Directions
Everything from the line holding "Transcribe this image's" to the end of the listing below should be copied exactly, line for line, minus the pictures.

Dataset content
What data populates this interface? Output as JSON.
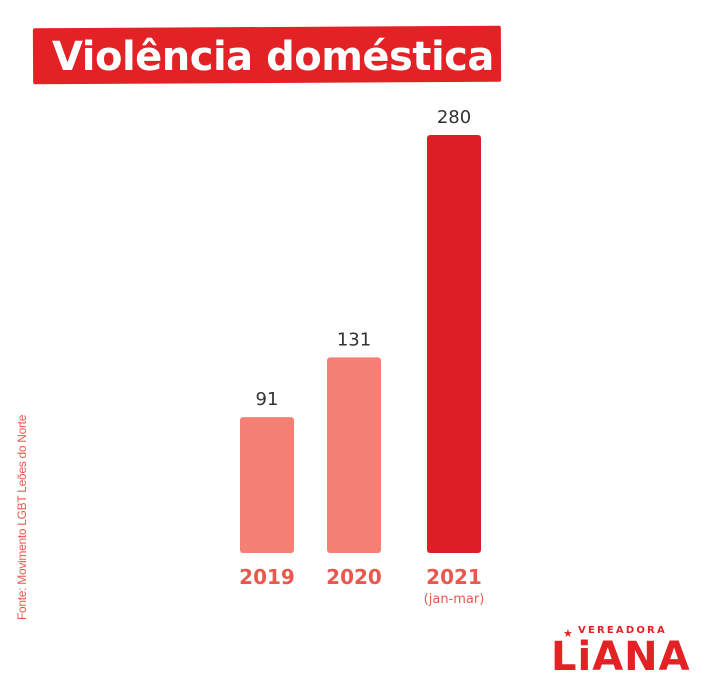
{
  "header": {
    "title": "Violência doméstica"
  },
  "source_note": "Fonte: Movimento LGBT Leões do Norte",
  "brand": {
    "top": "VEREADORA",
    "name": "LiANA"
  },
  "colors": {
    "accent": "#e32226",
    "light_bar": "#f47f73",
    "dark_bar": "#db1f25",
    "label_gray": "#333333"
  },
  "chart_data": {
    "type": "bar",
    "categories": [
      "2019",
      "2020",
      "2021"
    ],
    "category_sublabels": [
      "",
      "",
      "(jan-mar)"
    ],
    "values": [
      91,
      131,
      280
    ],
    "bar_colors": [
      "#f47f73",
      "#f47f73",
      "#db1f25"
    ],
    "title": "Violência doméstica",
    "xlabel": "",
    "ylabel": "",
    "ylim": [
      0,
      280
    ],
    "grid": false,
    "legend": "none"
  }
}
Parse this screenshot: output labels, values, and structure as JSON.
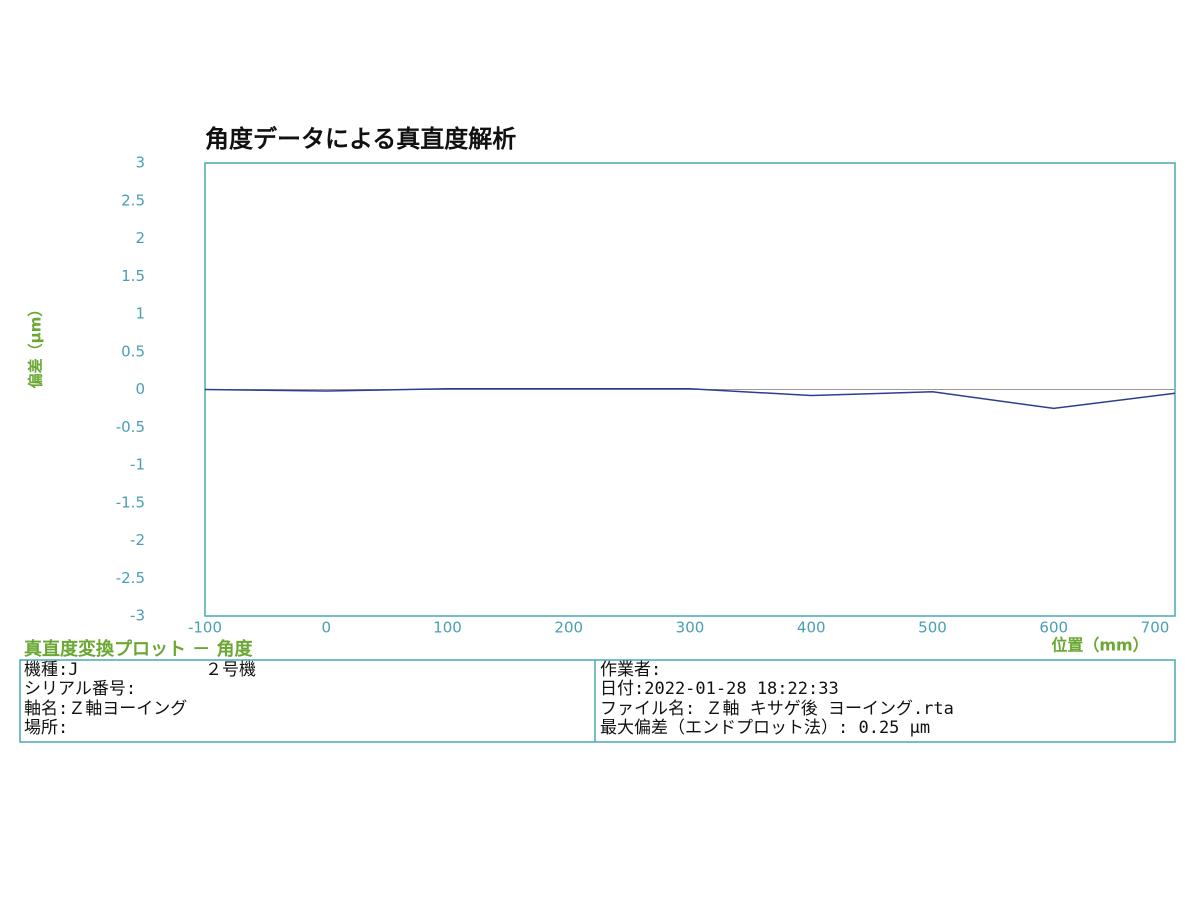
{
  "chart_data": {
    "type": "line",
    "title": "角度データによる真直度解析",
    "x_label": "位置（mm）",
    "y_label": "偏差（μm）",
    "x": [
      -100,
      0,
      100,
      200,
      300,
      400,
      500,
      600,
      700
    ],
    "series": [
      {
        "name": "角度",
        "color": "#2b3f8f",
        "values": [
          0,
          -0.02,
          0.01,
          0.01,
          0.01,
          -0.08,
          -0.03,
          -0.25,
          -0.05
        ]
      }
    ],
    "xlim": [
      -100,
      700
    ],
    "xticks": [
      -100,
      0,
      100,
      200,
      300,
      400,
      500,
      600,
      700
    ],
    "ylim": [
      -3,
      3
    ],
    "yticks": [
      3,
      2.5,
      2,
      1.5,
      1,
      0.5,
      0,
      -0.5,
      -1,
      -1.5,
      -2,
      -2.5,
      -3
    ],
    "grid": false,
    "zero_line": true,
    "legend": false
  },
  "caption": "真直度変換プロット － 角度",
  "info": {
    "left": [
      "機種:J",
      "シリアル番号:",
      "軸名:Ｚ軸ヨーイング",
      "場所:"
    ],
    "model": "２号機",
    "right": [
      "作業者:",
      "日付:2022-01-28 18:22:33",
      "ファイル名: Ｚ軸 キサゲ後 ヨーイング.rta",
      "最大偏差（エンドプロット法）: 0.25 μm"
    ]
  }
}
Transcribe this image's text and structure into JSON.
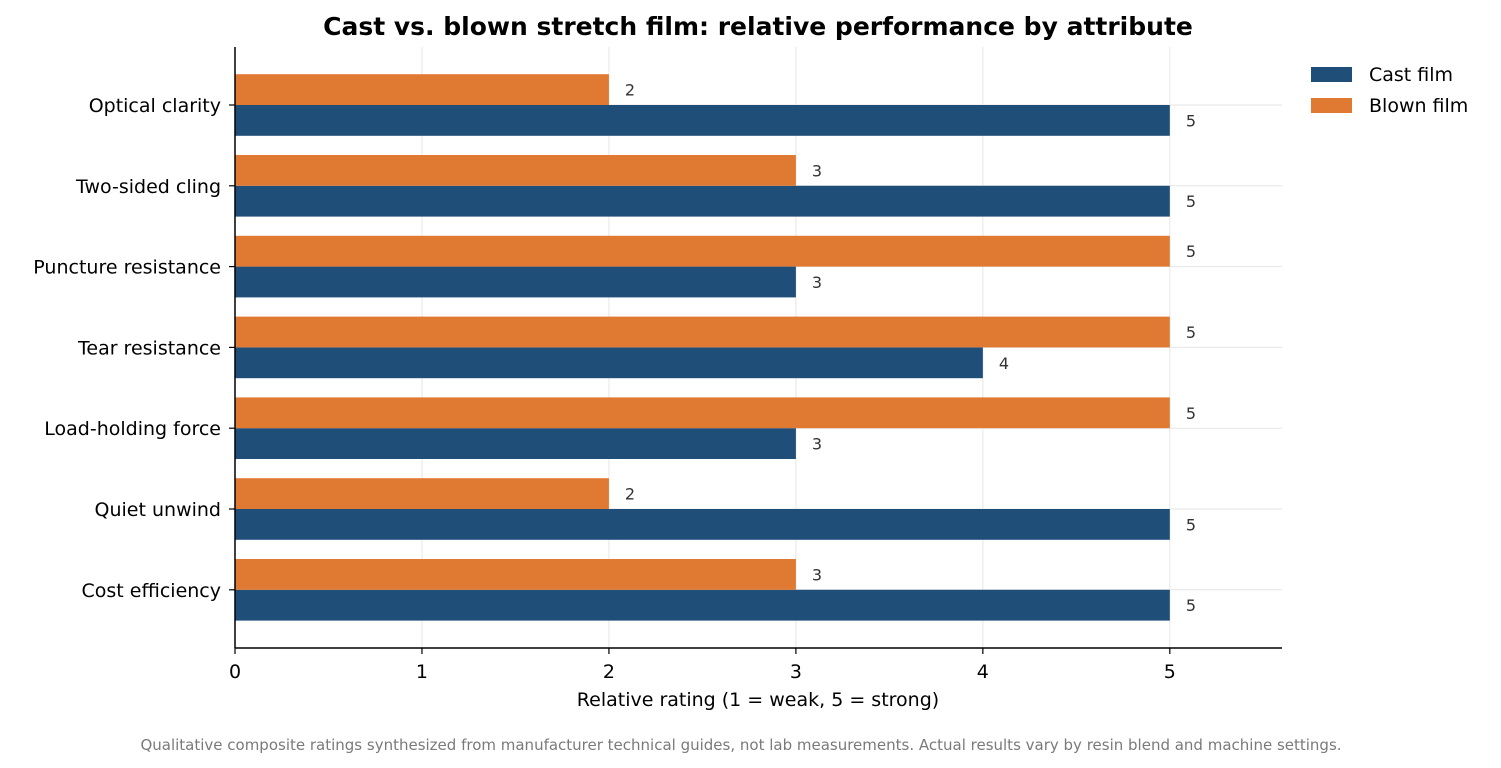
{
  "chart_data": {
    "type": "bar",
    "orientation": "horizontal",
    "title": "Cast vs. blown stretch film: relative performance by attribute",
    "xlabel": "Relative rating (1 = weak, 5 = strong)",
    "ylabel": "",
    "categories": [
      "Optical clarity",
      "Two-sided cling",
      "Puncture resistance",
      "Tear resistance",
      "Load-holding force",
      "Quiet unwind",
      "Cost efficiency"
    ],
    "series": [
      {
        "name": "Cast film",
        "color": "#1f4e79",
        "values": [
          5,
          5,
          3,
          4,
          3,
          5,
          5
        ]
      },
      {
        "name": "Blown film",
        "color": "#e07a33",
        "values": [
          2,
          3,
          5,
          5,
          5,
          2,
          3
        ]
      }
    ],
    "xlim": [
      0,
      5.6
    ],
    "xticks": [
      "0",
      "1",
      "2",
      "3",
      "4",
      "5"
    ],
    "grid": true,
    "legend_position": "top-right, outside plot",
    "footnote": "Qualitative composite ratings synthesized from manufacturer technical guides, not lab measurements. Actual results vary by resin blend and machine settings."
  }
}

Task response
Transcribe this image's text and structure into JSON.
{
  "chart_data": {
    "type": "bar",
    "orientation": "horizontal",
    "title": "Cast vs. blown stretch film: relative performance by attribute",
    "xlabel": "Relative rating (1 = weak, 5 = strong)",
    "ylabel": "",
    "categories": [
      "Optical clarity",
      "Two-sided cling",
      "Puncture resistance",
      "Tear resistance",
      "Load-holding force",
      "Quiet unwind",
      "Cost efficiency"
    ],
    "series": [
      {
        "name": "Cast film",
        "color": "#1f4e79",
        "values": [
          5,
          5,
          3,
          4,
          3,
          5,
          5
        ]
      },
      {
        "name": "Blown film",
        "color": "#e07a33",
        "values": [
          2,
          3,
          5,
          5,
          5,
          2,
          3
        ]
      }
    ],
    "xlim": [
      0,
      5.6
    ],
    "xticks": [
      "0",
      "1",
      "2",
      "3",
      "4",
      "5"
    ],
    "grid": true,
    "legend_position": "top-right, outside plot",
    "footnote": "Qualitative composite ratings synthesized from manufacturer technical guides, not lab measurements. Actual results vary by resin blend and machine settings."
  }
}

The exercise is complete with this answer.